§ TASK INSTRUCTIONS
The records that follow are to be transcribed in full, without their images.

-------- WORKING DATA --------

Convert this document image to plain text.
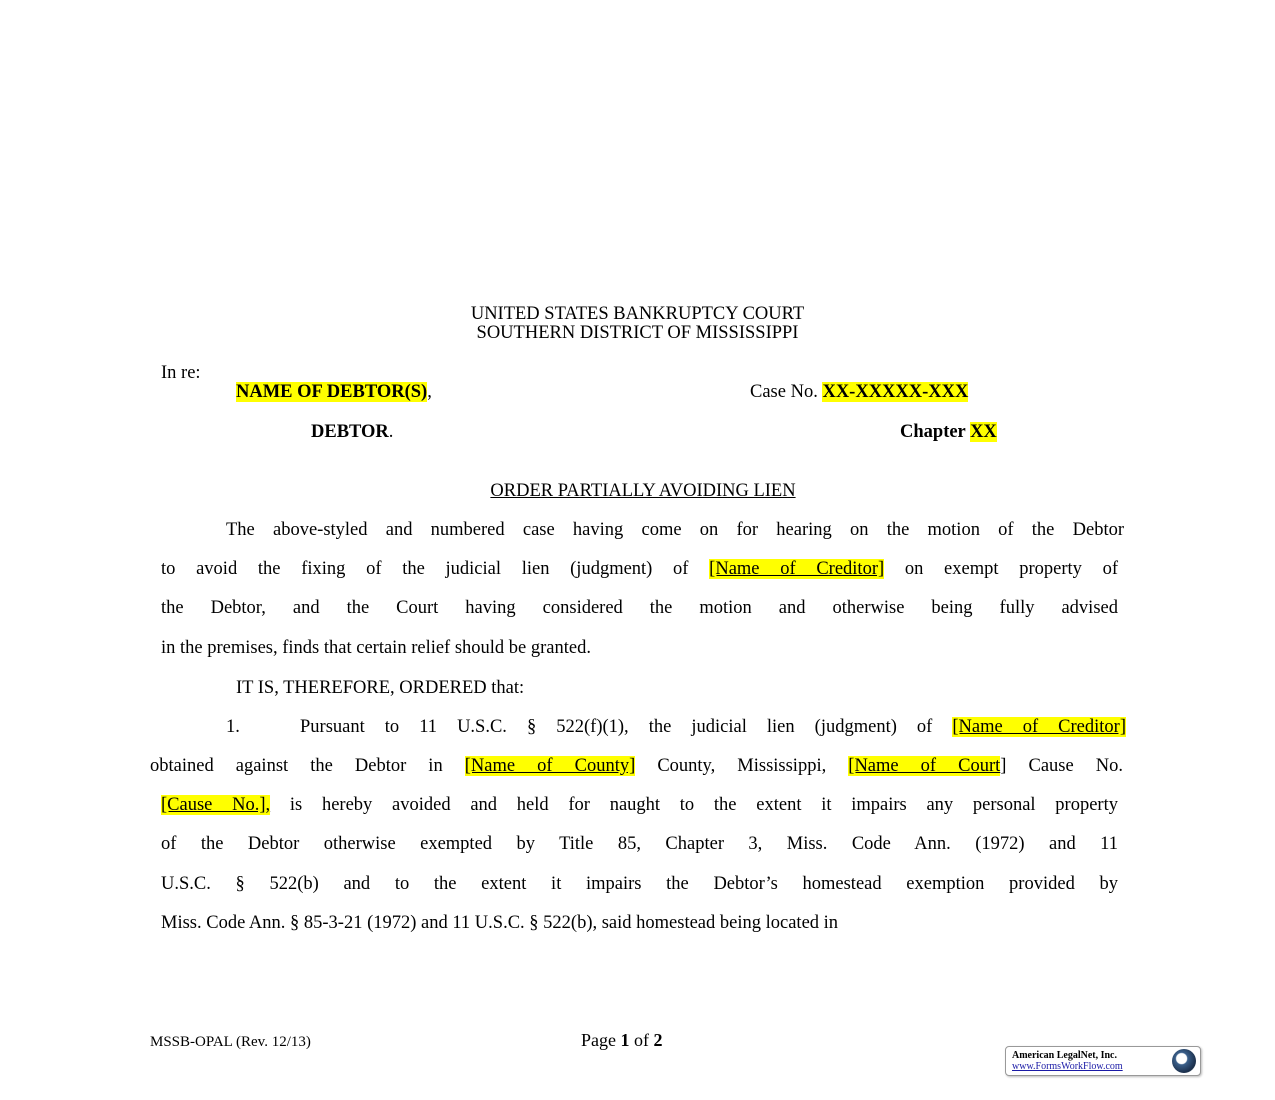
UNITED STATES BANKRUPTCY COURT
SOUTHERN DISTRICT OF MISSISSIPPI
In re:
NAME OF DEBTOR(S),	Case No. XX-XXXXX-XXX
DEBTOR.	Chapter XX
ORDER PARTIALLY AVOIDING LIEN
The above-styled and numbered case having come on for hearing on the motion of the Debtor
to avoid the fixing of the judicial lien (judgment) of [Name of Creditor] on exempt property of
the Debtor, and the Court having considered the motion and otherwise being fully advised
in the premises, finds that certain relief should be granted.
IT IS, THEREFORE, ORDERED that:
1.	Pursuant to 11 U.S.C. § 522(f)(1), the judicial lien (judgment) of [Name of Creditor]
obtained against the Debtor in [Name of County] County, Mississippi, [Name of Court] Cause No.
[Cause No.], is hereby avoided and held for naught to the extent it impairs any personal property
of the Debtor otherwise exempted by Title 85, Chapter 3, Miss. Code Ann. (1972) and 11
U.S.C. § 522(b) and to the extent it impairs the Debtor’s homestead exemption provided by
Miss. Code Ann. § 85-3-21 (1972) and 11 U.S.C. § 522(b), said homestead being located in
MSSB-OPAL (Rev. 12/13)	Page 1 of 2
American LegalNet, Inc.
www.FormsWorkFlow.com
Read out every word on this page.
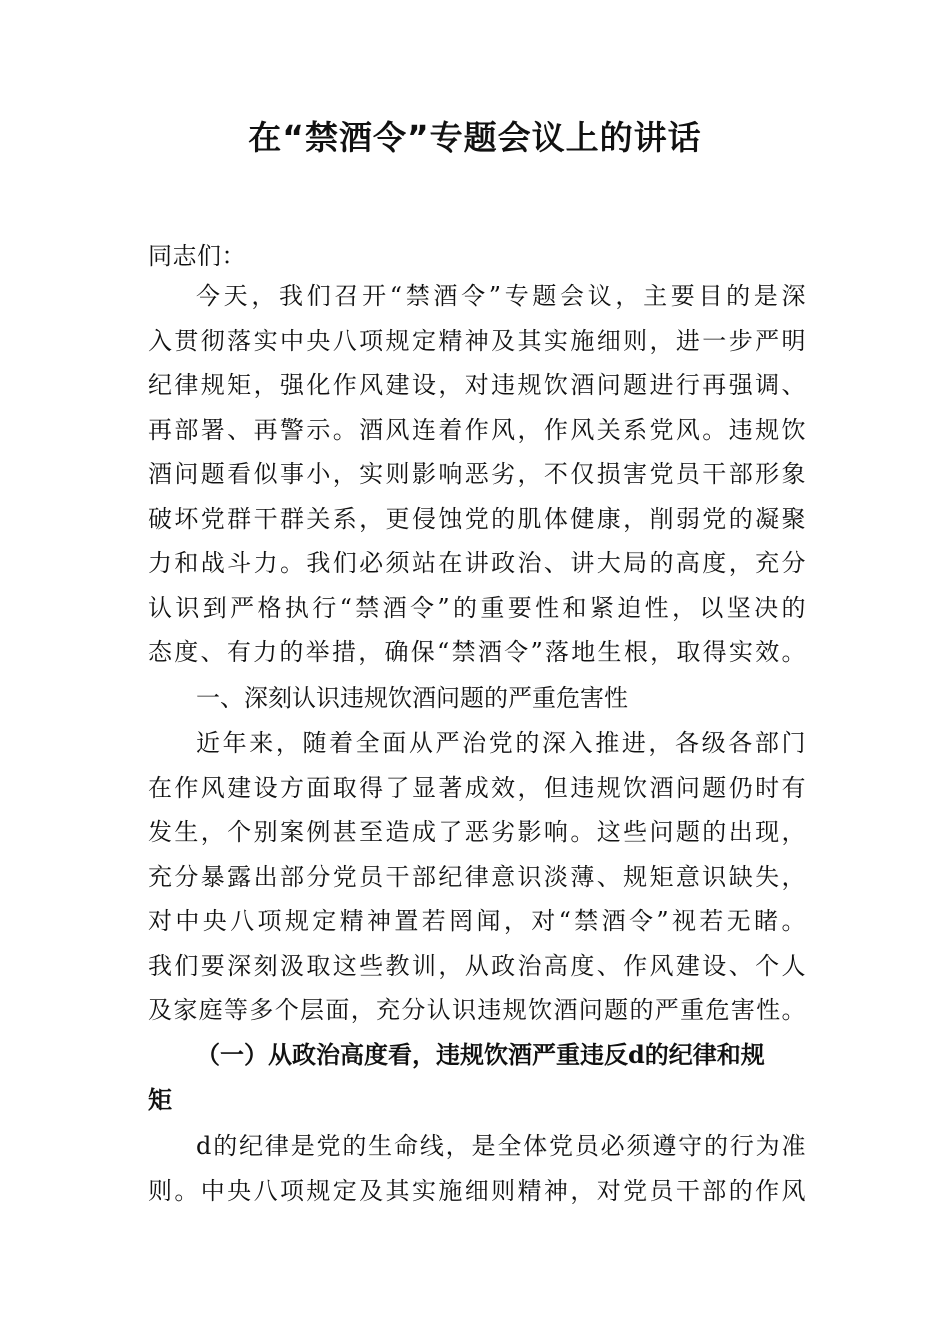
在“禁酒令”专题会议上的讲话

同志们：

今天，我们召开“禁酒令”专题会议，主要目的是深
入贯彻落实中央八项规定精神及其实施细则，进一步严明
纪律规矩，强化作风建设，对违规饮酒问题进行再强调、
再部署、再警示。酒风连着作风，作风关系党风。违规饮
酒问题看似事小，实则影响恶劣，不仅损害党员干部形象
破坏党群干群关系，更侵蚀党的肌体健康，削弱党的凝聚
力和战斗力。我们必须站在讲政治、讲大局的高度，充分
认识到严格执行“禁酒令”的重要性和紧迫性，以坚决的
态度、有力的举措，确保“禁酒令”落地生根，取得实效。
一、深刻认识违规饮酒问题的严重危害性
近年来，随着全面从严治党的深入推进，各级各部门
在作风建设方面取得了显著成效，但违规饮酒问题仍时有
发生，个别案例甚至造成了恶劣影响。这些问题的出现，
充分暴露出部分党员干部纪律意识淡薄、规矩意识缺失，
对中央八项规定精神置若罔闻，对“禁酒令”视若无睹。
我们要深刻汲取这些教训，从政治高度、作风建设、个人
及家庭等多个层面，充分认识违规饮酒问题的严重危害性。
（一）从政治高度看，违规饮酒严重违反d的纪律和规
矩
d的纪律是党的生命线，是全体党员必须遵守的行为准
则。中央八项规定及其实施细则精神，对党员干部的作风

--------

§ CORRECT ANSWER
Convert this document image to plain text.
UNITED STATES BANKRUPTCY COURT
SOUTHERN DISTRICT OF MISSISSIPPI
In re:
NAME OF DEBTOR(S),	Case No. XX-XXXXX-XXX
DEBTOR.	Chapter XX
ORDER PARTIALLY AVOIDING LIEN
The above-styled and numbered case having come on for hearing on the motion of the Debtor
to avoid the fixing of the judicial lien (judgment) of [Name of Creditor] on exempt property of
the Debtor, and the Court having considered the motion and otherwise being fully advised
in the premises, finds that certain relief should be granted.
IT IS, THEREFORE, ORDERED that:
1.	Pursuant to 11 U.S.C. § 522(f)(1), the judicial lien (judgment) of [Name of Creditor]
obtained against the Debtor in [Name of County] County, Mississippi, [Name of Court] Cause No.
[Cause No.], is hereby avoided and held for naught to the extent it impairs any personal property
of the Debtor otherwise exempted by Title 85, Chapter 3, Miss. Code Ann. (1972) and 11
U.S.C. § 522(b) and to the extent it impairs the Debtor’s homestead exemption provided by
Miss. Code Ann. § 85-3-21 (1972) and 11 U.S.C. § 522(b), said homestead being located in
MSSB-OPAL (Rev. 12/13)	Page 1 of 2
American LegalNet, Inc.
www.FormsWorkFlow.com
Read out every word on this page.
在“禁酒令”专题会议上的讲话

同志们：

今天，我们召开“禁酒令”专题会议，主要目的是深
入贯彻落实中央八项规定精神及其实施细则，进一步严明
纪律规矩，强化作风建设，对违规饮酒问题进行再强调、
再部署、再警示。酒风连着作风，作风关系党风。违规饮
酒问题看似事小，实则影响恶劣，不仅损害党员干部形象
破坏党群干群关系，更侵蚀党的肌体健康，削弱党的凝聚
力和战斗力。我们必须站在讲政治、讲大局的高度，充分
认识到严格执行“禁酒令”的重要性和紧迫性，以坚决的
态度、有力的举措，确保“禁酒令”落地生根，取得实效。
一、深刻认识违规饮酒问题的严重危害性
近年来，随着全面从严治党的深入推进，各级各部门
在作风建设方面取得了显著成效，但违规饮酒问题仍时有
发生，个别案例甚至造成了恶劣影响。这些问题的出现，
充分暴露出部分党员干部纪律意识淡薄、规矩意识缺失，
对中央八项规定精神置若罔闻，对“禁酒令”视若无睹。
我们要深刻汲取这些教训，从政治高度、作风建设、个人
及家庭等多个层面，充分认识违规饮酒问题的严重危害性。
（一）从政治高度看，违规饮酒严重违反d的纪律和规
矩
d的纪律是党的生命线，是全体党员必须遵守的行为准
则。中央八项规定及其实施细则精神，对党员干部的作风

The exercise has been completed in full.